▶ [REQUIRED TASK]: Rewrite everything from the start of the material down to the line containing "y-axis-label: 95% CL", with "legend-swatch" replaced by "legend-marker" and everything else left unchanged.

[Layout annotation data]
-*-

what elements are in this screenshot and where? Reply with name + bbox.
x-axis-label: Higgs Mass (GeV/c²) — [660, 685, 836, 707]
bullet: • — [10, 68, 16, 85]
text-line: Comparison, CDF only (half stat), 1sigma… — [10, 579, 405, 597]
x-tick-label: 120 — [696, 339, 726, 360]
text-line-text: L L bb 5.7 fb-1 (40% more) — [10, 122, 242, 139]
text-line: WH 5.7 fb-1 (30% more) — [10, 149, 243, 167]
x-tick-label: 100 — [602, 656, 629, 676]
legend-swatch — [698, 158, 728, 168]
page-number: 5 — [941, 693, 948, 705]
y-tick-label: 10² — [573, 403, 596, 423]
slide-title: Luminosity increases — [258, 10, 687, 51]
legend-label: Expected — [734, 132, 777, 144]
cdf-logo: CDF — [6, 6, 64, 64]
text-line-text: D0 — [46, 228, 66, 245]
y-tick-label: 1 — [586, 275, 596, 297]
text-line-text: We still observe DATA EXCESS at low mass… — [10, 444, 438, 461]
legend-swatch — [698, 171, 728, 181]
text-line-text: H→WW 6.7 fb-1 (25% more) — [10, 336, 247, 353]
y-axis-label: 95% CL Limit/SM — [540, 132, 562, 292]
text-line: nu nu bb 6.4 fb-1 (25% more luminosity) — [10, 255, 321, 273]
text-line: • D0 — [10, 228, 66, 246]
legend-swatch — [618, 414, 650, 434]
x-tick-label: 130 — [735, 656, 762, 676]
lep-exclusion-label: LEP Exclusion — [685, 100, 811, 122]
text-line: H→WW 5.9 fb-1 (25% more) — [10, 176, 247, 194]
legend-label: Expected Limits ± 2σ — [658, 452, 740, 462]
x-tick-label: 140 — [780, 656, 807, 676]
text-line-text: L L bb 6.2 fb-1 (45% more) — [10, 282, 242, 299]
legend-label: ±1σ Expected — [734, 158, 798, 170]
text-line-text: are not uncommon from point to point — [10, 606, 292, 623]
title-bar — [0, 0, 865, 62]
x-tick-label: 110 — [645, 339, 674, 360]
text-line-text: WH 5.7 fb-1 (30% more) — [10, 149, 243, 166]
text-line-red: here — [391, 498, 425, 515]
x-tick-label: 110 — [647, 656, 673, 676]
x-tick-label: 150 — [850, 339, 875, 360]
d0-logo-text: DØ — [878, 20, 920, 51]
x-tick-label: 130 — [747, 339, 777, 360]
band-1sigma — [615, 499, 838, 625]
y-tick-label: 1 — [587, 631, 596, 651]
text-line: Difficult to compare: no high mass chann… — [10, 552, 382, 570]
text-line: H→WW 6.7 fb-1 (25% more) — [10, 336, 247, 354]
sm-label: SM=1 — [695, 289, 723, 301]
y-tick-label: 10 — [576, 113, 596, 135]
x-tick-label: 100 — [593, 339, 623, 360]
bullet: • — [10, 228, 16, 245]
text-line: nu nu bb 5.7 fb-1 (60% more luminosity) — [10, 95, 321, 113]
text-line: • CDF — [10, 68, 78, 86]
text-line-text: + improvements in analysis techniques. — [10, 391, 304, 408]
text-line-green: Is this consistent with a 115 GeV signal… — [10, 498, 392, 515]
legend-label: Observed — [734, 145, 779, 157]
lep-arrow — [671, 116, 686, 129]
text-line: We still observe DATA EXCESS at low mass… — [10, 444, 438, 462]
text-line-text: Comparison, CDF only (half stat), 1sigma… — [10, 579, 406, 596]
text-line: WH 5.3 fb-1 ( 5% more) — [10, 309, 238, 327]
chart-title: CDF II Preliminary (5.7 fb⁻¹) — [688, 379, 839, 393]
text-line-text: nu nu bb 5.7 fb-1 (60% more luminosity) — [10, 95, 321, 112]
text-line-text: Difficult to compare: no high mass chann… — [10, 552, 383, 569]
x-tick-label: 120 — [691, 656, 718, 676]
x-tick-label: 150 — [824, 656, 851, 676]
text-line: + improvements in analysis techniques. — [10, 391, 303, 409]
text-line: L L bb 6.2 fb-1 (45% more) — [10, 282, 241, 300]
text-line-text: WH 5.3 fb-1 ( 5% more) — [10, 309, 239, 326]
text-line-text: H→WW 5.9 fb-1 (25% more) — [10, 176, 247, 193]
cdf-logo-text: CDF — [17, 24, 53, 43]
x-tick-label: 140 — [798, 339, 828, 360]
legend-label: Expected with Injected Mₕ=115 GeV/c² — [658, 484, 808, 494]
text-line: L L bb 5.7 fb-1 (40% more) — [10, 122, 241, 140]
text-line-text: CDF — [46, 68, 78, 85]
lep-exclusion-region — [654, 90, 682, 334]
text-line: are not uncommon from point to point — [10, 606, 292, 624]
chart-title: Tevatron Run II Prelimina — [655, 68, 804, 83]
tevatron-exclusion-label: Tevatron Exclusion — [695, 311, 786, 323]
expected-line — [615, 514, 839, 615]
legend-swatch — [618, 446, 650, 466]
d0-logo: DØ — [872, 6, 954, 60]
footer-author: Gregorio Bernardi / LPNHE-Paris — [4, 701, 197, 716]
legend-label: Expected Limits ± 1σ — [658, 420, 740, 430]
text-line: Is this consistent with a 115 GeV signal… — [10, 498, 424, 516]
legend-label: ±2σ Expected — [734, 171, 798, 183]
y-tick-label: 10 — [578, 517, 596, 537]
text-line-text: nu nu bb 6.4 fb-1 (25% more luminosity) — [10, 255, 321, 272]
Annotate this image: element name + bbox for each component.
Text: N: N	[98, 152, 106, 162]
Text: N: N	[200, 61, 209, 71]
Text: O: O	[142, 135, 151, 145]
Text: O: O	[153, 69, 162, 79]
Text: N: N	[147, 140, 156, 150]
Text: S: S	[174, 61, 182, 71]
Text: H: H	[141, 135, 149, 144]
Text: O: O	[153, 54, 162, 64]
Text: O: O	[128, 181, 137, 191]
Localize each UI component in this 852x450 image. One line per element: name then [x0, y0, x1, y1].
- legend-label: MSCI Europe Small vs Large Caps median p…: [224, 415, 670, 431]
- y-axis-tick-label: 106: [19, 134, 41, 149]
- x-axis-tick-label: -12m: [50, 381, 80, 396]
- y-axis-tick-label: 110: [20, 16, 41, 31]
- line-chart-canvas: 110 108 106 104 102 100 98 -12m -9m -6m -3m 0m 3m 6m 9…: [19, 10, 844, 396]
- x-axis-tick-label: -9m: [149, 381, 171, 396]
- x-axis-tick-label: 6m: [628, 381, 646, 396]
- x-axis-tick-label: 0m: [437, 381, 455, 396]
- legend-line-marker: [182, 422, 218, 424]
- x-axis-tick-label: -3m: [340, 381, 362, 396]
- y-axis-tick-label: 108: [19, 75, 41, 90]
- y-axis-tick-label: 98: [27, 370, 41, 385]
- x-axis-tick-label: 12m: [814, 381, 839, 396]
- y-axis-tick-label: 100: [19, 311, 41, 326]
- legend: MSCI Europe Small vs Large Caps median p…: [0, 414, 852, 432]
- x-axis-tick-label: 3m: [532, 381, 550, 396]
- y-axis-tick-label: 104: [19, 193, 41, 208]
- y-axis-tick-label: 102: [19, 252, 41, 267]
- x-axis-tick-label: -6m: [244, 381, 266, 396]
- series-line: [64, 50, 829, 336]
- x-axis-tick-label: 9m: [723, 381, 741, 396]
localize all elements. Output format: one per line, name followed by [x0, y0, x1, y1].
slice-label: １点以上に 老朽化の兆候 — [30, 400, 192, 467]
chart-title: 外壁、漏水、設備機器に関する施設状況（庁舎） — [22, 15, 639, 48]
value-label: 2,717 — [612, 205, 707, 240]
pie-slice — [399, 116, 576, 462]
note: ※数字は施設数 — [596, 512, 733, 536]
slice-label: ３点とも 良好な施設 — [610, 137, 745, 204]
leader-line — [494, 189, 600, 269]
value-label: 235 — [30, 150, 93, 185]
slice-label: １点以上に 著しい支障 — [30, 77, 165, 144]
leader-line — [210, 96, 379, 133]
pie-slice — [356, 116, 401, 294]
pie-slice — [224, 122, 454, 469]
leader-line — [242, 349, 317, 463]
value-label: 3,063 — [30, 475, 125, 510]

-*-

▶ [RESPONSE BELOW]:
what elements are in this screenshot and where? Reply with name + bbox.
x-axis-label: Higgs Mass (GeV/c²) — [660, 685, 836, 707]
bullet: • — [10, 68, 16, 85]
text-line: Comparison, CDF only (half stat), 1sigma… — [10, 579, 405, 597]
x-tick-label: 120 — [696, 339, 726, 360]
text-line-text: L L bb 5.7 fb-1 (40% more) — [10, 122, 242, 139]
text-line: WH 5.7 fb-1 (30% more) — [10, 149, 243, 167]
x-tick-label: 100 — [602, 656, 629, 676]
legend-marker — [698, 158, 728, 168]
page-number: 5 — [941, 693, 948, 705]
y-tick-label: 10² — [573, 403, 596, 423]
slide-title: Luminosity increases — [258, 10, 687, 51]
legend-label: Expected — [734, 132, 777, 144]
cdf-logo: CDF — [6, 6, 64, 64]
text-line-text: D0 — [46, 228, 66, 245]
y-tick-label: 1 — [586, 275, 596, 297]
text-line-text: We still observe DATA EXCESS at low mass… — [10, 444, 438, 461]
legend-marker — [698, 171, 728, 181]
text-line-text: H→WW 6.7 fb-1 (25% more) — [10, 336, 247, 353]
y-axis-label: 95% CL Limit/SM — [540, 132, 562, 292]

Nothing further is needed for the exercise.